(REQUIREMENTS):
- A) Decide whether each statement agrees with the footnotes on medieval motets: (i) Jacobus argues that text is easier to understand in ars nova motets than in ars antiqua motets; (ii) the main concern in Clark 2004 is the intelligibility of structure rather than of text; (iii) Leach 2006 is cited for evidence that women performed mensural polyphony. For each, answer yes or no and quote the words from the footnotes that settle it.
- B) According to the footnotes on medieval motets, which source and pages treat "tenorista" as a function rather than a range?

(GIVEN PASSAGE):
5. That is: most modern listeners would agree that text is easier to understand in ars nova than in ars antiqua motets, given the differentiated rates of text delivery in the former (Zayaruznaya 2009 and 2013). The fact that Jacobus makes the opposite argument suggests to me that intelligibility of text is not (or not primarily, and certainly not exclusively) a function of style, but of delivery—hence my focus here on performance and the deliberate blurring of lines between the two repertories.
Return to text

6. Of course there would have been other kinds of interactions available to the medieval consumers of motets (e.g. Dillon 2002), such that their “medieval audience” is a much broader category than those of “medieval listeners” or “medieval singers.” But below I mostly use the term “audience” in its most literal sense, as involving audition. See also the theorization and defense of listening as an activity in Clark 2004, where the chief concern is with the intelligibility of structure rather than of text.
Return to text

7. For example, reading Bent 2003 makes us into listeners prepared, in her sense, to hear Machaut’s Fons/O livoris (M9).
Return to text

8. See also the evaluation of Machaut on p. 14: “Machaut’s music leaves no doubt that his sensations when composing were as indifferent to moral or intellectual persuasions as those of any composer at any period in history when genuinely engrossed.” I find Page’s arguments more persuasive for ars antiqua than for ars nova motets, and admittedly the former are his explicit subject. But at times, for example in the longer section surrounding the passage quoted above, he shifts from discussing thirteenth-century listeners to the broader “medieval motet” almost seamlessly.
Return to text

9. On the fraught question of authenticity and its role in Page’s argument, see also Wegman 1995, 269–70.
Return to text

10. On “tenorista” as function rather than range, see Wegman 1996, 445–8.
Return to text

11. That there was some non-clerical performance of mensural polyphony is indicated by the depictions of lay singers in the Machaut manuscripts (e.g. the singers gathered around a barrel, discussed below). The narrator of Machaut’s Voir dit sends notated music to the noble Toute Belle, expecting her to perform it. For further evidence that women performed mensural polyphony, see Leach 2006.

(EXTRACTED INFORMATION):
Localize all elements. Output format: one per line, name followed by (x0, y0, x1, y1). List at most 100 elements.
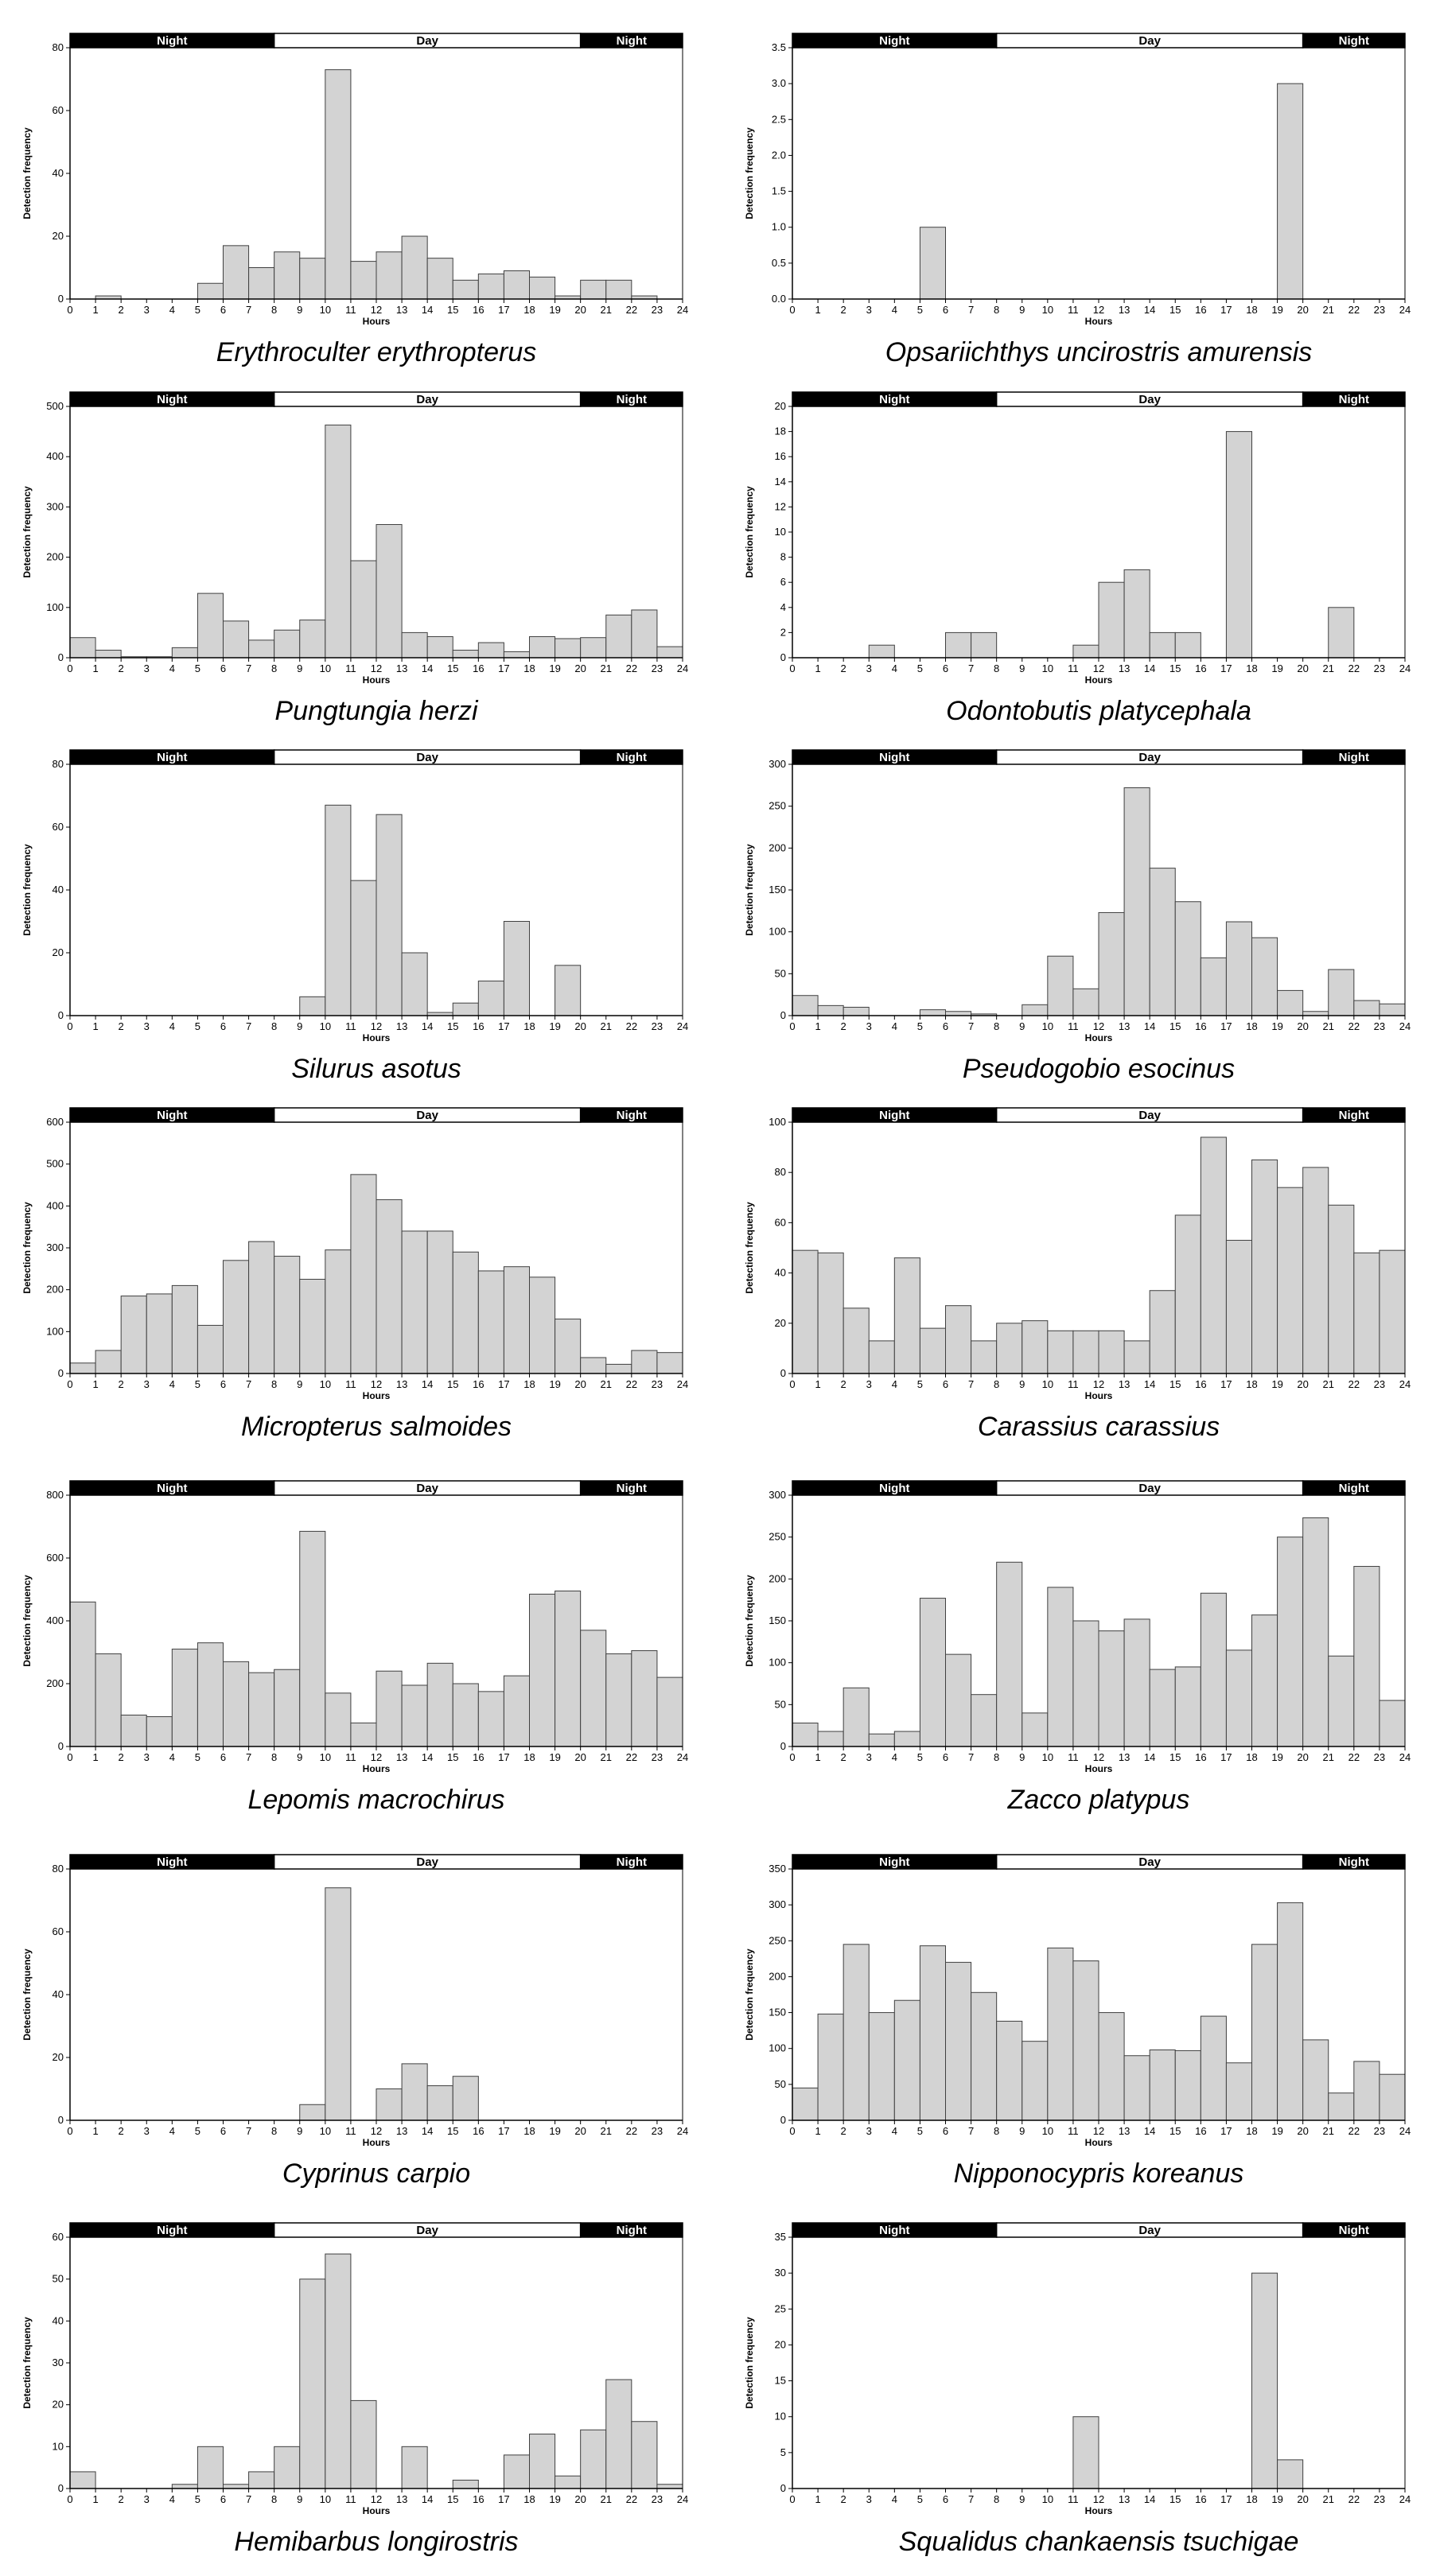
x-tick-label: 15 (447, 1751, 458, 1763)
x-tick-label: 8 (271, 1020, 277, 1032)
y-axis-label: Detection frequency (21, 844, 33, 936)
bar-hour-12 (376, 1670, 403, 1747)
x-tick-label: 1 (92, 1020, 98, 1032)
bar-hour-18 (529, 635, 556, 659)
bar-hour-15 (452, 2076, 479, 2121)
bar-hour-12 (1098, 1330, 1125, 1374)
y-tick-label: 10 (775, 526, 786, 538)
y-tick-label: 20 (53, 230, 64, 242)
x-tick-label: 1 (815, 2493, 820, 2505)
bar-hour-18 (1251, 1944, 1278, 2121)
bar-hour-6 (945, 1305, 972, 1374)
bar-hour-0 (792, 1249, 819, 1374)
x-tick-label: 11 (345, 304, 356, 316)
x-tick-label: 14 (1144, 1751, 1155, 1763)
x-tick-label: 13 (396, 1020, 407, 1032)
x-tick-label: 3 (144, 2125, 150, 2137)
y-tick-label: 50 (775, 1698, 786, 1710)
x-tick-label: 14 (422, 1378, 433, 1390)
bar-hour-6 (945, 631, 972, 659)
y-tick-label: 250 (769, 1531, 786, 1543)
x-tick-label: 20 (1297, 304, 1308, 316)
bar-hour-5 (919, 1945, 946, 2121)
bar-hour-0 (69, 1362, 96, 1374)
x-tick-label: 22 (1348, 304, 1360, 316)
x-tick-label: 21 (601, 1751, 612, 1763)
species-title: Cyprinus carpio (282, 2158, 470, 2189)
bar-hour-11 (350, 1174, 377, 1374)
y-tick-label: 10 (53, 2440, 64, 2452)
x-tick-label: 3 (144, 1020, 150, 1032)
bar-hour-10 (325, 1887, 352, 2121)
y-tick-label: 60 (53, 2231, 64, 2243)
band-label-night: Night (1339, 393, 1369, 406)
bar-hour-13 (1123, 569, 1150, 659)
band-label-day: Day (416, 751, 438, 764)
x-tick-label: 14 (1144, 662, 1155, 674)
bar-hour-8 (274, 629, 301, 659)
x-axis-label: Hours (1085, 1390, 1113, 1401)
x-tick-label: 7 (968, 1751, 974, 1763)
x-tick-label: 21 (1323, 304, 1334, 316)
x-tick-label: 8 (994, 2125, 999, 2137)
x-tick-label: 13 (1119, 2493, 1130, 2505)
x-tick-label: 24 (1399, 1751, 1411, 1763)
x-tick-label: 23 (652, 2125, 663, 2137)
bar-hour-8 (996, 1323, 1023, 1374)
x-tick-label: 13 (396, 304, 407, 316)
x-tick-label: 22 (626, 1751, 637, 1763)
x-tick-label: 4 (169, 1378, 175, 1390)
y-tick-label: 200 (46, 551, 64, 563)
y-tick-label: 500 (46, 400, 64, 412)
bar-hour-9 (1022, 2041, 1049, 2121)
x-tick-label: 18 (523, 304, 535, 316)
bar-hour-2 (843, 1944, 870, 2121)
bar-hour-2 (843, 1687, 870, 1747)
x-tick-label: 17 (498, 2125, 509, 2137)
x-tick-label: 1 (92, 1378, 98, 1390)
bar-hour-12 (1098, 2012, 1125, 2121)
x-tick-label: 24 (677, 2125, 688, 2137)
x-tick-label: 4 (892, 662, 897, 674)
x-tick-label: 24 (677, 1378, 688, 1390)
bar-hour-22 (631, 609, 658, 659)
x-tick-label: 19 (549, 662, 560, 674)
x-tick-label: 7 (968, 304, 974, 316)
bar-hour-15 (452, 279, 479, 300)
x-axis-label: Hours (363, 2137, 391, 2148)
y-tick-label: 300 (769, 758, 786, 770)
bar-hour-5 (197, 1324, 224, 1374)
x-tick-label: 14 (422, 2493, 433, 2505)
x-tick-label: 17 (1220, 2125, 1232, 2137)
y-tick-label: 50 (775, 2078, 786, 2090)
y-tick-label: 100 (769, 1116, 786, 1128)
x-tick-label: 15 (447, 304, 458, 316)
x-tick-label: 24 (1399, 304, 1411, 316)
y-tick-label: 35 (775, 2231, 786, 2243)
bar-hour-9 (299, 996, 326, 1016)
y-axis-label: Detection frequency (21, 2317, 33, 2409)
x-tick-label: 4 (892, 2125, 897, 2137)
x-tick-label: 24 (1399, 1378, 1411, 1390)
species-title: Hemibarbus longirostris (234, 2527, 518, 2557)
bar-hour-17 (1225, 1240, 1252, 1374)
x-tick-label: 20 (1297, 2493, 1308, 2505)
bar-hour-2 (843, 1307, 870, 1374)
bar-hour-4 (893, 1999, 920, 2121)
x-tick-label: 11 (345, 1020, 356, 1032)
bar-hour-17 (503, 270, 531, 300)
x-tick-label: 9 (1019, 2493, 1025, 2505)
x-tick-label: 11 (345, 662, 356, 674)
x-tick-label: 4 (169, 2493, 175, 2505)
y-tick-label: 100 (46, 601, 64, 613)
bar-hour-4 (893, 1731, 920, 1747)
x-tick-label: 11 (1068, 2125, 1079, 2137)
x-tick-label: 23 (1374, 1378, 1385, 1390)
y-tick-label: 40 (53, 884, 64, 896)
x-tick-label: 23 (1374, 1020, 1385, 1032)
bar-hour-21 (1328, 1204, 1355, 1374)
x-tick-label: 0 (67, 1020, 72, 1032)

(OUTPUTS IN ORDER):
- A)
(i) No: "The fact that Jacobus makes the opposite argument"
(ii) Yes: "where the chief concern is with the intelligibility of structure rather than of text"
(iii) Yes: "For further evidence that women performed mensural polyphony, see Leach 2006."

- B) Wegman 1996, pages 445–8.